### INPUT ROWS ###
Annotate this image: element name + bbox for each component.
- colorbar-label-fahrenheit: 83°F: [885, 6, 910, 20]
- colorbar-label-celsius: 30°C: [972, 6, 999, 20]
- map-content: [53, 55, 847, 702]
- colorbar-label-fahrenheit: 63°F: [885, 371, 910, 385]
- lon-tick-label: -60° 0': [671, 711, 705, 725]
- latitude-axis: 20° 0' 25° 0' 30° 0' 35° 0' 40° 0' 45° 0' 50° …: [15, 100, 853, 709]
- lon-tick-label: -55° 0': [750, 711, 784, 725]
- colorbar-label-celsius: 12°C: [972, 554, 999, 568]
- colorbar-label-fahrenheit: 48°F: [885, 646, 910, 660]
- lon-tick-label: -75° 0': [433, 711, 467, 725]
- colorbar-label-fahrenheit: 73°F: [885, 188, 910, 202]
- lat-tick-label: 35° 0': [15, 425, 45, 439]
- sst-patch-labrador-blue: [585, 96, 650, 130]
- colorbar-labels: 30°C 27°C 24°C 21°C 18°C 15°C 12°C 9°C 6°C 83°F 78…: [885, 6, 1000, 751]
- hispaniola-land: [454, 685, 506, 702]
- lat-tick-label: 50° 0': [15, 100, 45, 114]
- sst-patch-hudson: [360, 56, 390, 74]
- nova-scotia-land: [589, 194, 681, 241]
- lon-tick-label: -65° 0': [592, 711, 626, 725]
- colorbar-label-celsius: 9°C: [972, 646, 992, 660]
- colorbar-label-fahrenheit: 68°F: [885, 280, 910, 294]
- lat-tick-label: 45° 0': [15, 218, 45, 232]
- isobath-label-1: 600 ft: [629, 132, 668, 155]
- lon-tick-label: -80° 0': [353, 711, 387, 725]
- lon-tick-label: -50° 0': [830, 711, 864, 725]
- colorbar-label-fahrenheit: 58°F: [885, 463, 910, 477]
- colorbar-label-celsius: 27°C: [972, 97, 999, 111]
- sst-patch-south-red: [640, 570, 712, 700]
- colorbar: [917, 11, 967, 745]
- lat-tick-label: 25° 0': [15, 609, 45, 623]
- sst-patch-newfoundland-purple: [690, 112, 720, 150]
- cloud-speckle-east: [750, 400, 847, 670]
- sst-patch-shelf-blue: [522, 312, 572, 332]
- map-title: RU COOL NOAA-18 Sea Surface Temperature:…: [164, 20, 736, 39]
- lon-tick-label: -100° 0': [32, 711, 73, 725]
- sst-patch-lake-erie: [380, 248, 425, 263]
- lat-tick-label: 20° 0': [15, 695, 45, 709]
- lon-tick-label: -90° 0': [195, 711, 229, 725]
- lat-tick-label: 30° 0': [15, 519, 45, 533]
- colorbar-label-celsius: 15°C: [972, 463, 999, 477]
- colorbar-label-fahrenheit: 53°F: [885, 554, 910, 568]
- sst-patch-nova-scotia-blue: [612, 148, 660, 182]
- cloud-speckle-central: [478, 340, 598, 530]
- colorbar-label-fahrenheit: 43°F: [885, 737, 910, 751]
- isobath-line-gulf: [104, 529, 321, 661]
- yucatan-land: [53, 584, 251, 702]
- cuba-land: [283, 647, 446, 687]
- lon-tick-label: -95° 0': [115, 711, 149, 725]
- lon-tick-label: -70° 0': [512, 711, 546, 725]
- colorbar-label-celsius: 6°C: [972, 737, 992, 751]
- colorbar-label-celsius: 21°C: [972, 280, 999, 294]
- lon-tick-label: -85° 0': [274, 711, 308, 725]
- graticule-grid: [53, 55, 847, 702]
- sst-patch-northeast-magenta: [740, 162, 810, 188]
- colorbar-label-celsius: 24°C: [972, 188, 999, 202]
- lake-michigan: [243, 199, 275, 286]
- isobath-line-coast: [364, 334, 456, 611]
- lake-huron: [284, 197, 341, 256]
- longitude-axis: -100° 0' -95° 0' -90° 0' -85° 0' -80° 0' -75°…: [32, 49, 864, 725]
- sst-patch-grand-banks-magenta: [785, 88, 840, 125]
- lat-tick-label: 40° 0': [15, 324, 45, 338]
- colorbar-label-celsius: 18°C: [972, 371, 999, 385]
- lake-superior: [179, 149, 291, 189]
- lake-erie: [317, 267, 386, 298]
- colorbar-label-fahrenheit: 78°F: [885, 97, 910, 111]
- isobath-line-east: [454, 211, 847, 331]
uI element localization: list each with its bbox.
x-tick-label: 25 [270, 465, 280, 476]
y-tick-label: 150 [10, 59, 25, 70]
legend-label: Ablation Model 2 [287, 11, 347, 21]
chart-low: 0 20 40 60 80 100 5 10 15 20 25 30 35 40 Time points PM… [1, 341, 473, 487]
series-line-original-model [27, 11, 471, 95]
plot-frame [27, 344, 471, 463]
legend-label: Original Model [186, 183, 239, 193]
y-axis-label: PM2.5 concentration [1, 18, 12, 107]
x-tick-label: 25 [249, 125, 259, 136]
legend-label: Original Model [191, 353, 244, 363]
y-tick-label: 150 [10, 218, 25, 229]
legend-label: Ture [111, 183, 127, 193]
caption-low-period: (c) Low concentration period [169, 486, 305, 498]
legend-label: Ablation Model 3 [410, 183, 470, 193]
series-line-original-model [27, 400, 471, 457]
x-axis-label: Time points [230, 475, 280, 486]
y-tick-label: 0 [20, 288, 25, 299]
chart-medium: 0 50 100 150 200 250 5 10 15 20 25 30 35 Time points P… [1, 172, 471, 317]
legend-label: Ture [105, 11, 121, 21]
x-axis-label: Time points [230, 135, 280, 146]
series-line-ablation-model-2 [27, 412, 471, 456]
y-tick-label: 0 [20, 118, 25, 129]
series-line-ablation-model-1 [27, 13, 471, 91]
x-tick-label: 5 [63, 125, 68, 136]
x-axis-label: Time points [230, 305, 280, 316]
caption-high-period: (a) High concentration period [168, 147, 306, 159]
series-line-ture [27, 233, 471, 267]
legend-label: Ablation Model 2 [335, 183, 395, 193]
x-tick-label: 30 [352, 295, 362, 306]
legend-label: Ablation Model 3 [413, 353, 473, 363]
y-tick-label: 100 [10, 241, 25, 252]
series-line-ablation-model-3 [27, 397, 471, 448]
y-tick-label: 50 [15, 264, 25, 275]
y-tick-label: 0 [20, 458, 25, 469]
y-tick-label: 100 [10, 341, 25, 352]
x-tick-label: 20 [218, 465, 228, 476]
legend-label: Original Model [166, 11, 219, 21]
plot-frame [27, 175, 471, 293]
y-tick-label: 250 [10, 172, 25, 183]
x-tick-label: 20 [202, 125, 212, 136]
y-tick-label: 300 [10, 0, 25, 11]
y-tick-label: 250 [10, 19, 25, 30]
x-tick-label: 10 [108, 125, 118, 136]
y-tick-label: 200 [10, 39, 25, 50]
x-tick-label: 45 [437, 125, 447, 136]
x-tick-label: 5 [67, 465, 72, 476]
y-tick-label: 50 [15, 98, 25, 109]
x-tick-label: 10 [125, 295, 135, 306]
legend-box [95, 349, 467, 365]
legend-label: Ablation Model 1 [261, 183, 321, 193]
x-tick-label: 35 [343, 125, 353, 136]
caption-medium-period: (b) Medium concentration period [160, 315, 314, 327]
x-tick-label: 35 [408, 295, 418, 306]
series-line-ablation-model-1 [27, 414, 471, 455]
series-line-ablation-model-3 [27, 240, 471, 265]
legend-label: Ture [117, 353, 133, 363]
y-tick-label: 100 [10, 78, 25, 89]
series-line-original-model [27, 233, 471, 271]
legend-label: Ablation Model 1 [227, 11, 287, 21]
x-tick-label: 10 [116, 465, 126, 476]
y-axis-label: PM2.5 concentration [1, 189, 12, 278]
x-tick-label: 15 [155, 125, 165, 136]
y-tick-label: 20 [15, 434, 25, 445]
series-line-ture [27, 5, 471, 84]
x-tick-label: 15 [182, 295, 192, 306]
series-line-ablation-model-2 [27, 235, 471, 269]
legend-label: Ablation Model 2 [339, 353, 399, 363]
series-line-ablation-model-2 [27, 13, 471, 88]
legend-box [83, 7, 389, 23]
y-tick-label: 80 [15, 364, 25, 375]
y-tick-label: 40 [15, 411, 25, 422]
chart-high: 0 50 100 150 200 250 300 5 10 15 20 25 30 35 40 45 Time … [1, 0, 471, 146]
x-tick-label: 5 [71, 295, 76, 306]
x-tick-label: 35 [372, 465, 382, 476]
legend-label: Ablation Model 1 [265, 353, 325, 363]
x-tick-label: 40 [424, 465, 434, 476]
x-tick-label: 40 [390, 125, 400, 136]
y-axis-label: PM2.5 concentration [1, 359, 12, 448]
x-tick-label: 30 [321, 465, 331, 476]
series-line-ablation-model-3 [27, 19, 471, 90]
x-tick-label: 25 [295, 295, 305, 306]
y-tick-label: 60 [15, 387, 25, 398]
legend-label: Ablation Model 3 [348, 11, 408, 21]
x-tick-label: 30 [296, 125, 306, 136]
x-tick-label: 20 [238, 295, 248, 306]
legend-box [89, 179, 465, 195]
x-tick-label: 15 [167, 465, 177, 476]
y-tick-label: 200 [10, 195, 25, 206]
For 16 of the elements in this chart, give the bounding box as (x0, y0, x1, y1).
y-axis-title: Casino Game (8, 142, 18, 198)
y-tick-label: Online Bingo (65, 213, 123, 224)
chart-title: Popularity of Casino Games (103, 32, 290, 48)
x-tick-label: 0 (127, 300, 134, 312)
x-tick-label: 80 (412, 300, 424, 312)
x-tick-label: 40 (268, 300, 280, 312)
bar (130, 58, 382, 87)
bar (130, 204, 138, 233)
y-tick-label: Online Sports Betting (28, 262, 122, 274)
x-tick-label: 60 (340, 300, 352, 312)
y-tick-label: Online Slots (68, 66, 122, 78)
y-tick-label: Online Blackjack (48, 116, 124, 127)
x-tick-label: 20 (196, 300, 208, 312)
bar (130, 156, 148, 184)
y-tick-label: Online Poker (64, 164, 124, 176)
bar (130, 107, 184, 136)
###
STATED PROBLEM ->
Reproduce verbatim every line of the listing from its first line through the line containing "- lon-tick-label: -60°", with both of those lines included.

TASK OUTPUT ->
Annotate this image: element name + bbox for each component.
- colorbar-label-fahrenheit: 83°F: [885, 6, 910, 20]
- colorbar-label-celsius: 30°C: [972, 6, 999, 20]
- map-content: [53, 55, 847, 702]
- colorbar-label-fahrenheit: 63°F: [885, 371, 910, 385]
- lon-tick-label: -60° 0': [671, 711, 705, 725]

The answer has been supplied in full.